Segment Open

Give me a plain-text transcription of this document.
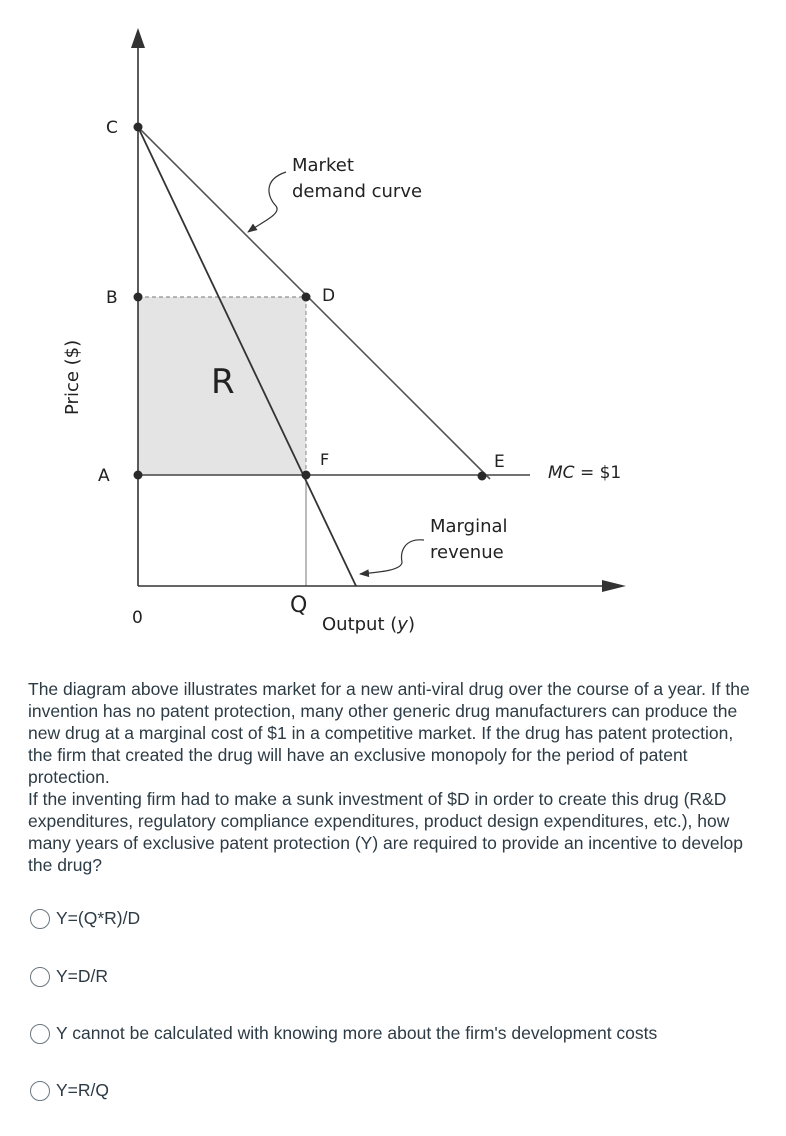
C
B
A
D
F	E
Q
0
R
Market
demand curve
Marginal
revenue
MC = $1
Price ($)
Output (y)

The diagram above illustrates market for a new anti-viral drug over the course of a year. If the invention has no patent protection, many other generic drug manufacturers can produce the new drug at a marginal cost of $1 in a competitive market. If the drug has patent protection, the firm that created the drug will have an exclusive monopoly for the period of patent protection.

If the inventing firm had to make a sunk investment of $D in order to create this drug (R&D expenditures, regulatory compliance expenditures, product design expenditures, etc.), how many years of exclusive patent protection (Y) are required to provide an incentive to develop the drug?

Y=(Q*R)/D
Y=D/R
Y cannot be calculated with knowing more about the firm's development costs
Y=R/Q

Segment Closed

EXERCISE BRIEF: Repeat the records exactly, without the pictures.

RESPONSE:
Give me a plain-text transcription of this document.
C
B
A
D
F	E
Q
0
R
Market
demand curve
Marginal
revenue
MC = $1
Price ($)
Output (y)

The diagram above illustrates market for a new anti-viral drug over the course of a year. If the invention has no patent protection, many other generic drug manufacturers can produce the new drug at a marginal cost of $1 in a competitive market. If the drug has patent protection, the firm that created the drug will have an exclusive monopoly for the period of patent protection.

If the inventing firm had to make a sunk investment of $D in order to create this drug (R&D expenditures, regulatory compliance expenditures, product design expenditures, etc.), how many years of exclusive patent protection (Y) are required to provide an incentive to develop the drug?

Y=(Q*R)/D
Y=D/R
Y cannot be calculated with knowing more about the firm's development costs
Y=R/Q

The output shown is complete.